WORK TO COMPLETE: Copy every line of the records below where the word "JSON" occurs.

EXERCISE DATA:
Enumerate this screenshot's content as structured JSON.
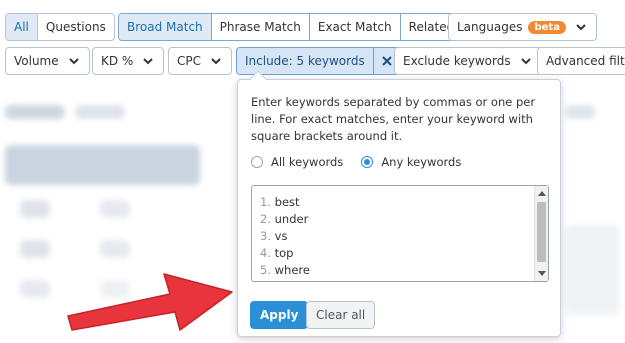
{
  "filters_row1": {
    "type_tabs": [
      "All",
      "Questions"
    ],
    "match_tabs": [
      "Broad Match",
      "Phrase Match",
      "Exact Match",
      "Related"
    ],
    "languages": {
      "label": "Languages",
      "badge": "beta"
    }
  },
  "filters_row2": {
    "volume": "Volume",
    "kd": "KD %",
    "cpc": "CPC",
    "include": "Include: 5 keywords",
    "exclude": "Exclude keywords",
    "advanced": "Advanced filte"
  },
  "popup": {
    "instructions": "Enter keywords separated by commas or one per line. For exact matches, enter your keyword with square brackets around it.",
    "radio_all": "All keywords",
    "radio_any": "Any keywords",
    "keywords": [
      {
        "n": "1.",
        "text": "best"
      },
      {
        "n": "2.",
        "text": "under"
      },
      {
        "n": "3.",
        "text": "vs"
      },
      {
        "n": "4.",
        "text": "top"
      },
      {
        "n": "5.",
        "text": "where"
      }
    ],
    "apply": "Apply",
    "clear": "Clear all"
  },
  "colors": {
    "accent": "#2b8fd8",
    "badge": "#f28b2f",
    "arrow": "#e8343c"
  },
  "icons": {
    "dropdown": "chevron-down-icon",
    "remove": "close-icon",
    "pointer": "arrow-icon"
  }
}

---

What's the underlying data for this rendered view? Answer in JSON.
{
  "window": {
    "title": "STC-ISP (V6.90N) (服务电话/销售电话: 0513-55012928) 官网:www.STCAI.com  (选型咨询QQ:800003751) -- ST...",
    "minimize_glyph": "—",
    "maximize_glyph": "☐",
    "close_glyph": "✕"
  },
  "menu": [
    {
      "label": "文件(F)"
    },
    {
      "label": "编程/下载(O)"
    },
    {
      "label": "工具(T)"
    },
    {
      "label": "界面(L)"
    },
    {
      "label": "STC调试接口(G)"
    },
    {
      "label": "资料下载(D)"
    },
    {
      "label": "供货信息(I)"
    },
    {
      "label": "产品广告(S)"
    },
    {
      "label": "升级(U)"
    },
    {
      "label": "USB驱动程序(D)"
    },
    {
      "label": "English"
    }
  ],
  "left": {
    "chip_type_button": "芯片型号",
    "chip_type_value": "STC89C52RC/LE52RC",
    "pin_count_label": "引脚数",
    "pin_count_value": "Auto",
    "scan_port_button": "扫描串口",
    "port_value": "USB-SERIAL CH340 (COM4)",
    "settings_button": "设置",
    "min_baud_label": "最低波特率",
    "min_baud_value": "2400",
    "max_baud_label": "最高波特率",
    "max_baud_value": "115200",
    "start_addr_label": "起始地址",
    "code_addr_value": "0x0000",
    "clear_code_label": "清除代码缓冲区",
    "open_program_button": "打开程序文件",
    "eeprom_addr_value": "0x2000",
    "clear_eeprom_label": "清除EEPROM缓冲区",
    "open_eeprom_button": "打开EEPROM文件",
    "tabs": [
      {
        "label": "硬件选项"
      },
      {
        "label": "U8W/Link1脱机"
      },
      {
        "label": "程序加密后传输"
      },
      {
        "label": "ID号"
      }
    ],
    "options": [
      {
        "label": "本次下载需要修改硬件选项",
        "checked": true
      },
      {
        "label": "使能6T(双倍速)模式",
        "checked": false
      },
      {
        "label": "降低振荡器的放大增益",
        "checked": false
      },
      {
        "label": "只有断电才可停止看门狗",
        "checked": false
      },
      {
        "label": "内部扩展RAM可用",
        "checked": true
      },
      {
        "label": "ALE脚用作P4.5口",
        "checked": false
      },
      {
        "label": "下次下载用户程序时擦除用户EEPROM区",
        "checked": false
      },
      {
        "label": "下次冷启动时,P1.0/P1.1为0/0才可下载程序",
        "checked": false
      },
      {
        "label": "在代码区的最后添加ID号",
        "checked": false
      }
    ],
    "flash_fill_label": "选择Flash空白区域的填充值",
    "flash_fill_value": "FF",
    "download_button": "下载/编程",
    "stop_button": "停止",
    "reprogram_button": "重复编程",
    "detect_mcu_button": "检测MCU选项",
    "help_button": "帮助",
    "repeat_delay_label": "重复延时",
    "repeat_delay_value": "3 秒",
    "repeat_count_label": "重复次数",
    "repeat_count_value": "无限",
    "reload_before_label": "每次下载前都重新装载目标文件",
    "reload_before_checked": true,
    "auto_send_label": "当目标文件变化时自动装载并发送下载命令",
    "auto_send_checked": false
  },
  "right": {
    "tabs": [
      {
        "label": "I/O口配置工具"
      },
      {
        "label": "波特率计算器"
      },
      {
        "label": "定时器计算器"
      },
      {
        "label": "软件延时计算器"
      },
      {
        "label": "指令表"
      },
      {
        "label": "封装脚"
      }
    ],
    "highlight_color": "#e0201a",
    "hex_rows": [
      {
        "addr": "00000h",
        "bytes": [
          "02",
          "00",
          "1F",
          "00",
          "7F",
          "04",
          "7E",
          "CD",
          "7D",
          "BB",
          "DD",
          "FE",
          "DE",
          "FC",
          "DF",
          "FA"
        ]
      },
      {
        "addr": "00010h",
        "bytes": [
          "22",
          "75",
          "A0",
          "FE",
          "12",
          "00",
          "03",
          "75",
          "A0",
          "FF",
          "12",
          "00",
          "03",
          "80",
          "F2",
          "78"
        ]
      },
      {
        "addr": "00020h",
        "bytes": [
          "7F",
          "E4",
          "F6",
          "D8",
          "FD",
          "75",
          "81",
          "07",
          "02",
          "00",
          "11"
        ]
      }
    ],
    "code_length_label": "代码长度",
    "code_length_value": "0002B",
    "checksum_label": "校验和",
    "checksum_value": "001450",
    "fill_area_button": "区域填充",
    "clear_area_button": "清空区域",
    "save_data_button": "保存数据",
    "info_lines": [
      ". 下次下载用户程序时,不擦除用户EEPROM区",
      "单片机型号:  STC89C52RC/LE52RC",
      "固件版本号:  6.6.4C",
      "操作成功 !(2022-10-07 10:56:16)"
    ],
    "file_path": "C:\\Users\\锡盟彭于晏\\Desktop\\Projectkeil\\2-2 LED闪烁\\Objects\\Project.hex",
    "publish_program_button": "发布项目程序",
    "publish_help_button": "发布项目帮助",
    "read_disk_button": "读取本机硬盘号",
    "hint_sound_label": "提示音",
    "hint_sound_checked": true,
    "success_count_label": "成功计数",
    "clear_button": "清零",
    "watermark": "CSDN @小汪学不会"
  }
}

FINISHED TASK:
Enumerate this screenshot's content as structured JSON.
What's the underlying data for this rendered view? Answer in JSON.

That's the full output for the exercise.